- _EXTRACTED ENTRIES_
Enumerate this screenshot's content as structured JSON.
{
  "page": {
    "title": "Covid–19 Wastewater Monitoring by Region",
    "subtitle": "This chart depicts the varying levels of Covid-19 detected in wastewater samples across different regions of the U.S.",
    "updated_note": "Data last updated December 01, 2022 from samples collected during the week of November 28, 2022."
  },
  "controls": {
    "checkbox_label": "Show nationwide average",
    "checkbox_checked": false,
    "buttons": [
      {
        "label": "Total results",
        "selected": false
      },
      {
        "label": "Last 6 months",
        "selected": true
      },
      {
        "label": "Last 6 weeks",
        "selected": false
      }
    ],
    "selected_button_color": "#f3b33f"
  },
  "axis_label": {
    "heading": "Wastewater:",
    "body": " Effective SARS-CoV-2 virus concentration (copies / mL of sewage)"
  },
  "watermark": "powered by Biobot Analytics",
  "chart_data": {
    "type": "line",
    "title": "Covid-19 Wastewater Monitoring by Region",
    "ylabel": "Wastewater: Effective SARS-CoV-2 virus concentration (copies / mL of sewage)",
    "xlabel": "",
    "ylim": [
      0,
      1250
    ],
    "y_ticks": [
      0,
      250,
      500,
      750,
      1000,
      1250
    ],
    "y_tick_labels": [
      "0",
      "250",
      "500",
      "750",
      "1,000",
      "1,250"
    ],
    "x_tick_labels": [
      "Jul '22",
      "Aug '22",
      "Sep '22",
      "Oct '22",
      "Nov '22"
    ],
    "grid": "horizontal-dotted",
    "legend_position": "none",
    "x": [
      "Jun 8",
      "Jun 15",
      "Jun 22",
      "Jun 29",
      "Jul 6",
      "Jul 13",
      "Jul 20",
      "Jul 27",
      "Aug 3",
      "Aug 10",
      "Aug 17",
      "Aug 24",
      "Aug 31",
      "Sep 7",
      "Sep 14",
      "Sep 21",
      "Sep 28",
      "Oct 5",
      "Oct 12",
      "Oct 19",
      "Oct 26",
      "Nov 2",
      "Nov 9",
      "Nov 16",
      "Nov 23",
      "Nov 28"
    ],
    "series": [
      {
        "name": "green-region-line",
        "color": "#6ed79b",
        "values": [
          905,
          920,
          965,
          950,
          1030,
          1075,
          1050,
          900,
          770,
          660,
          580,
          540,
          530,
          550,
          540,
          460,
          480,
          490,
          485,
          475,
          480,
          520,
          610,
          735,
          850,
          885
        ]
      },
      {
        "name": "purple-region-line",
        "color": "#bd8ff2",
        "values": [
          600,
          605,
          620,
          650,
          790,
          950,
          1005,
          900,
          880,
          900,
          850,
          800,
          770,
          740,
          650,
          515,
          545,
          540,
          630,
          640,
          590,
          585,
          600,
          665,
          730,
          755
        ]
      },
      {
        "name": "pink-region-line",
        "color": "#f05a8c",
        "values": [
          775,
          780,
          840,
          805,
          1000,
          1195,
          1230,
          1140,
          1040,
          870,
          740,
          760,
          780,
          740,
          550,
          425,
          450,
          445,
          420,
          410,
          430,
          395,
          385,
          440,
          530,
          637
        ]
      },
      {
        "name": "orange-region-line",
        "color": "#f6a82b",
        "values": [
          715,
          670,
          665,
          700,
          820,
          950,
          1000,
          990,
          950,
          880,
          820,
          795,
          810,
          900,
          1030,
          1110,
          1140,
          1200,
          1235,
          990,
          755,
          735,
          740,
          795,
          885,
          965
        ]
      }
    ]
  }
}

- _DIRECTIONS FOR THIS TASK_
The response should contain each record above, retyped exactly.

- _RESPONSE BOX_
Enumerate this screenshot's content as structured JSON.
{
  "page": {
    "title": "Covid–19 Wastewater Monitoring by Region",
    "subtitle": "This chart depicts the varying levels of Covid-19 detected in wastewater samples across different regions of the U.S.",
    "updated_note": "Data last updated December 01, 2022 from samples collected during the week of November 28, 2022."
  },
  "controls": {
    "checkbox_label": "Show nationwide average",
    "checkbox_checked": false,
    "buttons": [
      {
        "label": "Total results",
        "selected": false
      },
      {
        "label": "Last 6 months",
        "selected": true
      },
      {
        "label": "Last 6 weeks",
        "selected": false
      }
    ],
    "selected_button_color": "#f3b33f"
  },
  "axis_label": {
    "heading": "Wastewater:",
    "body": " Effective SARS-CoV-2 virus concentration (copies / mL of sewage)"
  },
  "watermark": "powered by Biobot Analytics",
  "chart_data": {
    "type": "line",
    "title": "Covid-19 Wastewater Monitoring by Region",
    "ylabel": "Wastewater: Effective SARS-CoV-2 virus concentration (copies / mL of sewage)",
    "xlabel": "",
    "ylim": [
      0,
      1250
    ],
    "y_ticks": [
      0,
      250,
      500,
      750,
      1000,
      1250
    ],
    "y_tick_labels": [
      "0",
      "250",
      "500",
      "750",
      "1,000",
      "1,250"
    ],
    "x_tick_labels": [
      "Jul '22",
      "Aug '22",
      "Sep '22",
      "Oct '22",
      "Nov '22"
    ],
    "grid": "horizontal-dotted",
    "legend_position": "none",
    "x": [
      "Jun 8",
      "Jun 15",
      "Jun 22",
      "Jun 29",
      "Jul 6",
      "Jul 13",
      "Jul 20",
      "Jul 27",
      "Aug 3",
      "Aug 10",
      "Aug 17",
      "Aug 24",
      "Aug 31",
      "Sep 7",
      "Sep 14",
      "Sep 21",
      "Sep 28",
      "Oct 5",
      "Oct 12",
      "Oct 19",
      "Oct 26",
      "Nov 2",
      "Nov 9",
      "Nov 16",
      "Nov 23",
      "Nov 28"
    ],
    "series": [
      {
        "name": "green-region-line",
        "color": "#6ed79b",
        "values": [
          905,
          920,
          965,
          950,
          1030,
          1075,
          1050,
          900,
          770,
          660,
          580,
          540,
          530,
          550,
          540,
          460,
          480,
          490,
          485,
          475,
          480,
          520,
          610,
          735,
          850,
          885
        ]
      },
      {
        "name": "purple-region-line",
        "color": "#bd8ff2",
        "values": [
          600,
          605,
          620,
          650,
          790,
          950,
          1005,
          900,
          880,
          900,
          850,
          800,
          770,
          740,
          650,
          515,
          545,
          540,
          630,
          640,
          590,
          585,
          600,
          665,
          730,
          755
        ]
      },
      {
        "name": "pink-region-line",
        "color": "#f05a8c",
        "values": [
          775,
          780,
          840,
          805,
          1000,
          1195,
          1230,
          1140,
          1040,
          870,
          740,
          760,
          780,
          740,
          550,
          425,
          450,
          445,
          420,
          410,
          430,
          395,
          385,
          440,
          530,
          637
        ]
      },
      {
        "name": "orange-region-line",
        "color": "#f6a82b",
        "values": [
          715,
          670,
          665,
          700,
          820,
          950,
          1000,
          990,
          950,
          880,
          820,
          795,
          810,
          900,
          1030,
          1110,
          1140,
          1200,
          1235,
          990,
          755,
          735,
          740,
          795,
          885,
          965
        ]
      }
    ]
  }
}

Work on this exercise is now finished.